Written exercise:
The records below should be written out again, exactly.

Data section:
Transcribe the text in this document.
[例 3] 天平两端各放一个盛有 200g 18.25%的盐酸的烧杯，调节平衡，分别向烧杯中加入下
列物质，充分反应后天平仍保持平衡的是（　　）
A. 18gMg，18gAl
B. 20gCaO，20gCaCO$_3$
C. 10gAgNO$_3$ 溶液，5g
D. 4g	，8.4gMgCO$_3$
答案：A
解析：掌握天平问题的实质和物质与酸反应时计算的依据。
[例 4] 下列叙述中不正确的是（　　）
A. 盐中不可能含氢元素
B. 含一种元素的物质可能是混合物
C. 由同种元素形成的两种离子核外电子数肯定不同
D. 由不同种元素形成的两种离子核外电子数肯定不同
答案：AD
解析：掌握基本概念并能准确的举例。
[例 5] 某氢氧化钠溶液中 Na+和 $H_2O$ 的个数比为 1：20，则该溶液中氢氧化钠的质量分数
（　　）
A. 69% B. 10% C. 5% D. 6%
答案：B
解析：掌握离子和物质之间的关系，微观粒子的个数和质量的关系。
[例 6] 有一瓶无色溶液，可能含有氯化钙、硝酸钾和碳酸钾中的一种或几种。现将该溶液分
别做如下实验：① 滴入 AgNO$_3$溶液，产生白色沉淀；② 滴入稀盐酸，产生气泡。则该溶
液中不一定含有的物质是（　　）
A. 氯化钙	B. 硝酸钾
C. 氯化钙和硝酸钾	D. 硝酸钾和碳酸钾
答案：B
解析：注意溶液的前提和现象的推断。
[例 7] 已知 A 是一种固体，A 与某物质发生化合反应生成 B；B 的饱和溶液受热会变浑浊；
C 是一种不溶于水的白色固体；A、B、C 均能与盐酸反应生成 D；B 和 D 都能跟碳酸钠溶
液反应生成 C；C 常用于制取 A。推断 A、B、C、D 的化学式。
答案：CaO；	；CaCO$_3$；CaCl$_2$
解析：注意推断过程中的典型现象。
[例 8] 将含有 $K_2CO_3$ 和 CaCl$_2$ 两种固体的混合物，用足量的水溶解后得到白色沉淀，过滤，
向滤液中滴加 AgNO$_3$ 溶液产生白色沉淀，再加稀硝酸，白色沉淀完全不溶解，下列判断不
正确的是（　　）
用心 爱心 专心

Answer to the exercise:
Transcribe the text in this document.
[例 3] 天平两端各放一个盛有 200g 18.25%的盐酸的烧杯，调节平衡，分别向烧杯中加入下
列物质，充分反应后天平仍保持平衡的是（　　）
A. 18gMg，18gAl
B. 20gCaO，20gCaCO$_3$
C. 10gAgNO$_3$ 溶液，5g
D. 4g	，8.4gMgCO$_3$
答案：A
解析：掌握天平问题的实质和物质与酸反应时计算的依据。
[例 4] 下列叙述中不正确的是（　　）
A. 盐中不可能含氢元素
B. 含一种元素的物质可能是混合物
C. 由同种元素形成的两种离子核外电子数肯定不同
D. 由不同种元素形成的两种离子核外电子数肯定不同
答案：AD
解析：掌握基本概念并能准确的举例。
[例 5] 某氢氧化钠溶液中 Na+和 $H_2O$ 的个数比为 1：20，则该溶液中氢氧化钠的质量分数
（　　）
A. 69% B. 10% C. 5% D. 6%
答案：B
解析：掌握离子和物质之间的关系，微观粒子的个数和质量的关系。
[例 6] 有一瓶无色溶液，可能含有氯化钙、硝酸钾和碳酸钾中的一种或几种。现将该溶液分
别做如下实验：① 滴入 AgNO$_3$溶液，产生白色沉淀；② 滴入稀盐酸，产生气泡。则该溶
液中不一定含有的物质是（　　）
A. 氯化钙	B. 硝酸钾
C. 氯化钙和硝酸钾	D. 硝酸钾和碳酸钾
答案：B
解析：注意溶液的前提和现象的推断。
[例 7] 已知 A 是一种固体，A 与某物质发生化合反应生成 B；B 的饱和溶液受热会变浑浊；
C 是一种不溶于水的白色固体；A、B、C 均能与盐酸反应生成 D；B 和 D 都能跟碳酸钠溶
液反应生成 C；C 常用于制取 A。推断 A、B、C、D 的化学式。
答案：CaO；	；CaCO$_3$；CaCl$_2$
解析：注意推断过程中的典型现象。
[例 8] 将含有 $K_2CO_3$ 和 CaCl$_2$ 两种固体的混合物，用足量的水溶解后得到白色沉淀，过滤，
向滤液中滴加 AgNO$_3$ 溶液产生白色沉淀，再加稀硝酸，白色沉淀完全不溶解，下列判断不
正确的是（　　）
用心 爱心 专心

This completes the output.